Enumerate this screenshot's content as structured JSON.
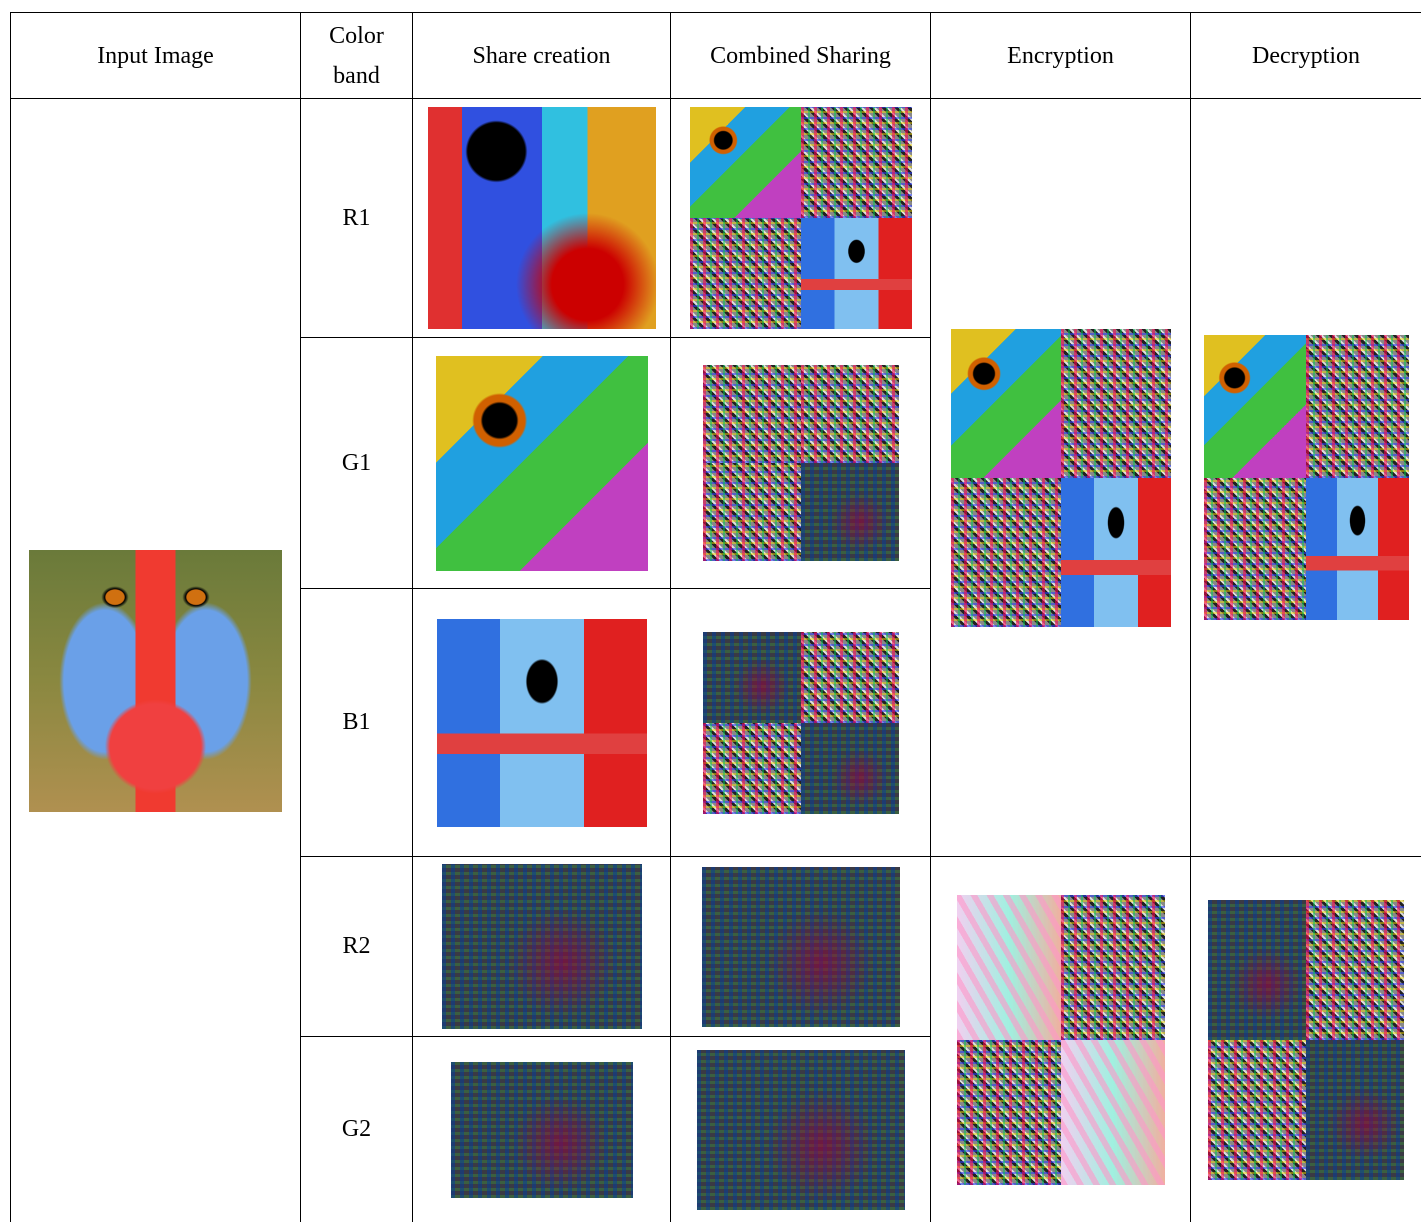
{
  "table": {
    "header": [
      "Input Image",
      "Color band",
      "Share creation",
      "Combined Sharing",
      "Encryption",
      "Decryption"
    ],
    "bands": [
      "R1",
      "G1",
      "B1",
      "R2",
      "G2"
    ]
  }
}
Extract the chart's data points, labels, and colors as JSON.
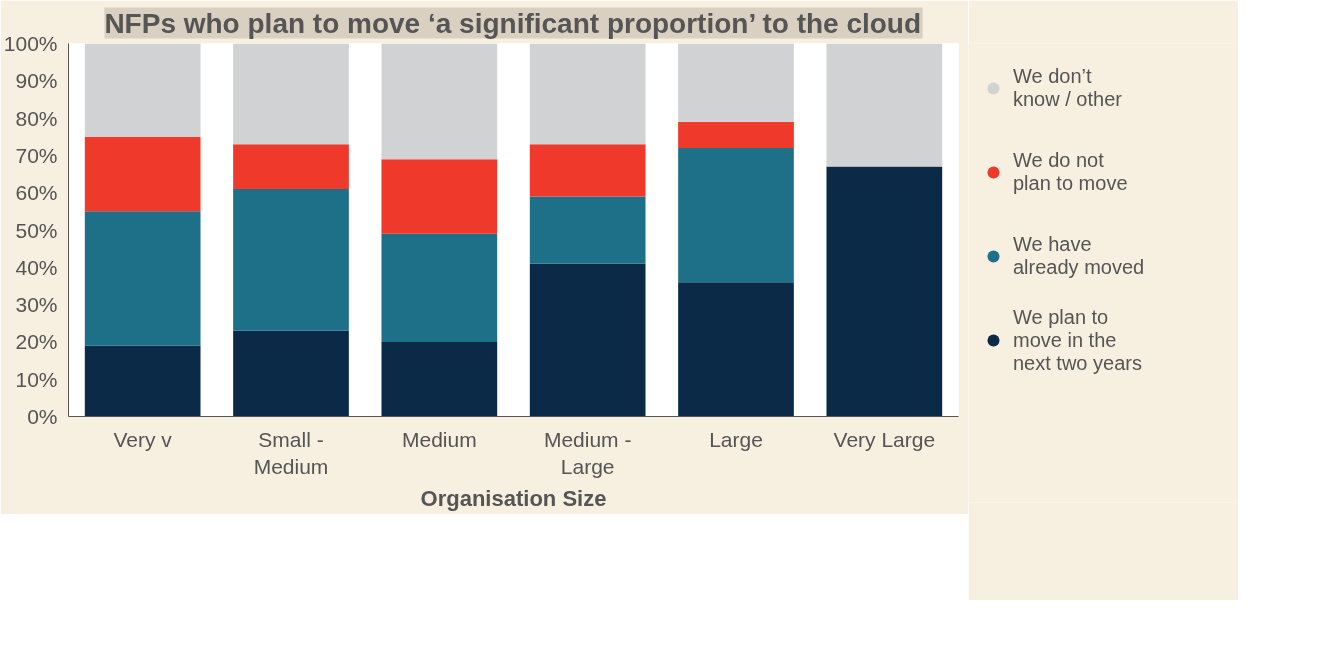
{
  "chart_data": {
    "type": "bar",
    "title": "NFPs who plan to move ‘a significant proportion’ to the cloud",
    "xlabel": "Organisation Size",
    "categories": [
      "Very v",
      "Small -\nMedium",
      "Medium",
      "Medium -\nLarge",
      "Large",
      "Very Large"
    ],
    "series": [
      {
        "name": "We plan to\nmove in the\nnext two years",
        "color": "#0a2a47",
        "values": [
          19,
          23,
          20,
          41,
          36,
          67
        ]
      },
      {
        "name": "We have\nalready moved",
        "color": "#1e7088",
        "values": [
          36,
          38,
          29,
          18,
          36,
          null
        ]
      },
      {
        "name": "We do not\nplan to move",
        "color": "#ee392b",
        "values": [
          20,
          12,
          20,
          14,
          7,
          null
        ]
      },
      {
        "name": "We don’t\nknow / other",
        "color": "#d1d2d4",
        "values": [
          25,
          27,
          31,
          27,
          21,
          33
        ]
      }
    ],
    "stacked": true,
    "ylim": [
      0,
      100
    ],
    "yticks": [
      {
        "value": 0,
        "label": "0%"
      },
      {
        "value": 10,
        "label": "10%"
      },
      {
        "value": 20,
        "label": "20%"
      },
      {
        "value": 30,
        "label": "30%"
      },
      {
        "value": 40,
        "label": "40%"
      },
      {
        "value": 50,
        "label": "50%"
      },
      {
        "value": 60,
        "label": "60%"
      },
      {
        "value": 70,
        "label": "70%"
      },
      {
        "value": 80,
        "label": "80%"
      },
      {
        "value": 90,
        "label": "90%"
      },
      {
        "value": 100,
        "label": "100%"
      }
    ],
    "grid": false,
    "legend": "right"
  }
}
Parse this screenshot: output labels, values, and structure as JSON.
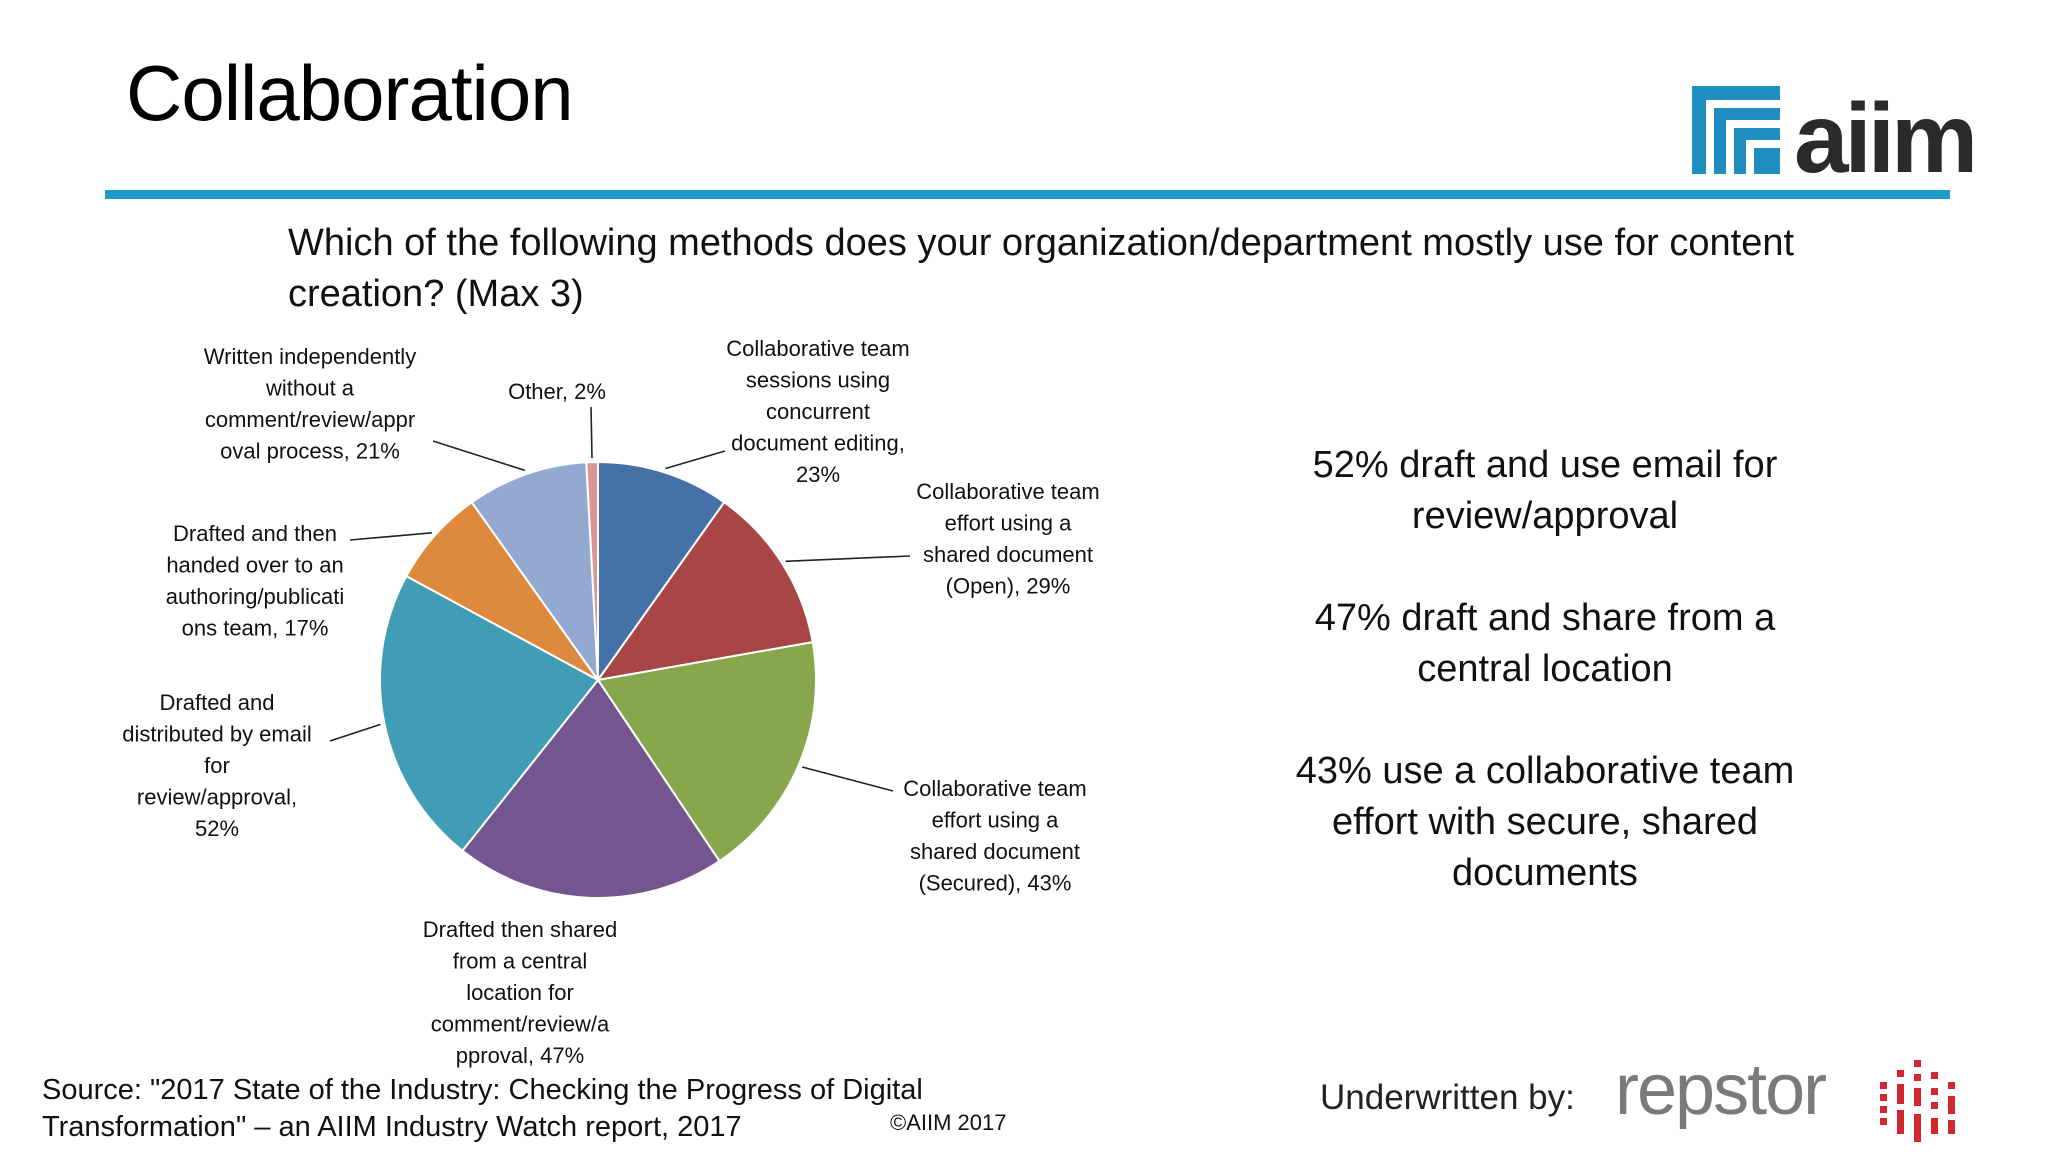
{
  "slide": {
    "title": "Collaboration",
    "accent_color": "#1e9bc9",
    "question": "Which of the following methods does your organization/department mostly use for content creation? (Max 3)"
  },
  "logo": {
    "text": "aiim",
    "icon": "aiim-mark-icon",
    "color": "#1e8fc0"
  },
  "chart_data": {
    "type": "pie",
    "title": "",
    "slices": [
      {
        "label": "Collaborative team sessions using concurrent document editing, 23%",
        "value": 23,
        "color": "#4472a8"
      },
      {
        "label": "Collaborative team effort using a shared document (Open), 29%",
        "value": 29,
        "color": "#a84646"
      },
      {
        "label": "Collaborative team effort using a shared document (Secured), 43%",
        "value": 43,
        "color": "#88a64c"
      },
      {
        "label": "Drafted then shared from a central location for comment/review/approval, 47%",
        "value": 47,
        "color": "#735690"
      },
      {
        "label": "Drafted and distributed by email for review/approval, 52%",
        "value": 52,
        "color": "#419cb6"
      },
      {
        "label": "Drafted and then handed over to an authoring/publications team, 17%",
        "value": 17,
        "color": "#de8a3e"
      },
      {
        "label": "Written independently without a comment/review/approval process, 21%",
        "value": 21,
        "color": "#94a9d0"
      },
      {
        "label": "Other, 2%",
        "value": 2,
        "color": "#dc9595"
      }
    ]
  },
  "takeaways": [
    "52% draft and use email for review/approval",
    "47% draft and share from a central location",
    "43% use a collaborative team effort with secure, shared documents"
  ],
  "footer": {
    "source": "Source: \"2017 State of the Industry: Checking the Progress of Digital Transformation\" – an AIIM Industry Watch report, 2017",
    "copyright": "©AIIM 2017",
    "underwritten_by": "Underwritten by:",
    "sponsor": "repstor",
    "sponsor_color": "#7a7a7a",
    "sponsor_accent": "#d0282e"
  }
}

★ ★ ★ ★ ★

▶ _REQUEST_
Replicate the material above verbatim; images stay out of the copy.

▶ _RESULT OF THE TASK_
Enumerate this screenshot's content as structured JSON.
{
  "table": {
    "header": [
      "Input Image",
      "Color band",
      "Share creation",
      "Combined Sharing",
      "Encryption",
      "Decryption"
    ],
    "bands": [
      "R1",
      "G1",
      "B1",
      "R2",
      "G2"
    ]
  }
}
Extract the chart's data points, labels, and colors as JSON.
{
  "chart_data": {
    "type": "bar",
    "title": "NFPs who plan to move ‘a significant proportion’ to the cloud",
    "xlabel": "Organisation Size",
    "categories": [
      "Very v",
      "Small -\nMedium",
      "Medium",
      "Medium -\nLarge",
      "Large",
      "Very Large"
    ],
    "series": [
      {
        "name": "We plan to\nmove in the\nnext two years",
        "color": "#0a2a47",
        "values": [
          19,
          23,
          20,
          41,
          36,
          67
        ]
      },
      {
        "name": "We have\nalready moved",
        "color": "#1e7088",
        "values": [
          36,
          38,
          29,
          18,
          36,
          null
        ]
      },
      {
        "name": "We do not\nplan to move",
        "color": "#ee392b",
        "values": [
          20,
          12,
          20,
          14,
          7,
          null
        ]
      },
      {
        "name": "We don’t\nknow / other",
        "color": "#d1d2d4",
        "values": [
          25,
          27,
          31,
          27,
          21,
          33
        ]
      }
    ],
    "stacked": true,
    "ylim": [
      0,
      100
    ],
    "yticks": [
      {
        "value": 0,
        "label": "0%"
      },
      {
        "value": 10,
        "label": "10%"
      },
      {
        "value": 20,
        "label": "20%"
      },
      {
        "value": 30,
        "label": "30%"
      },
      {
        "value": 40,
        "label": "40%"
      },
      {
        "value": 50,
        "label": "50%"
      },
      {
        "value": 60,
        "label": "60%"
      },
      {
        "value": 70,
        "label": "70%"
      },
      {
        "value": 80,
        "label": "80%"
      },
      {
        "value": 90,
        "label": "90%"
      },
      {
        "value": 100,
        "label": "100%"
      }
    ],
    "grid": false,
    "legend": "right"
  }
}
Parse this screenshot: output labels, values, and structure as JSON.
{
  "slide": {
    "title": "Collaboration",
    "accent_color": "#1e9bc9",
    "question": "Which of the following methods does your organization/department mostly use for content creation? (Max 3)"
  },
  "logo": {
    "text": "aiim",
    "icon": "aiim-mark-icon",
    "color": "#1e8fc0"
  },
  "chart_data": {
    "type": "pie",
    "title": "",
    "slices": [
      {
        "label": "Collaborative team sessions using concurrent document editing, 23%",
        "value": 23,
        "color": "#4472a8"
      },
      {
        "label": "Collaborative team effort using a shared document (Open), 29%",
        "value": 29,
        "color": "#a84646"
      },
      {
        "label": "Collaborative team effort using a shared document (Secured), 43%",
        "value": 43,
        "color": "#88a64c"
      },
      {
        "label": "Drafted then shared from a central location for comment/review/approval, 47%",
        "value": 47,
        "color": "#735690"
      },
      {
        "label": "Drafted and distributed by email for review/approval, 52%",
        "value": 52,
        "color": "#419cb6"
      },
      {
        "label": "Drafted and then handed over to an authoring/publications team, 17%",
        "value": 17,
        "color": "#de8a3e"
      },
      {
        "label": "Written independently without a comment/review/approval process, 21%",
        "value": 21,
        "color": "#94a9d0"
      },
      {
        "label": "Other, 2%",
        "value": 2,
        "color": "#dc9595"
      }
    ]
  },
  "takeaways": [
    "52% draft and use email for review/approval",
    "47% draft and share from a central location",
    "43% use a collaborative team effort with secure, shared documents"
  ],
  "footer": {
    "source": "Source: \"2017 State of the Industry: Checking the Progress of Digital Transformation\" – an AIIM Industry Watch report, 2017",
    "copyright": "©AIIM 2017",
    "underwritten_by": "Underwritten by:",
    "sponsor": "repstor",
    "sponsor_color": "#7a7a7a",
    "sponsor_accent": "#d0282e"
  }
}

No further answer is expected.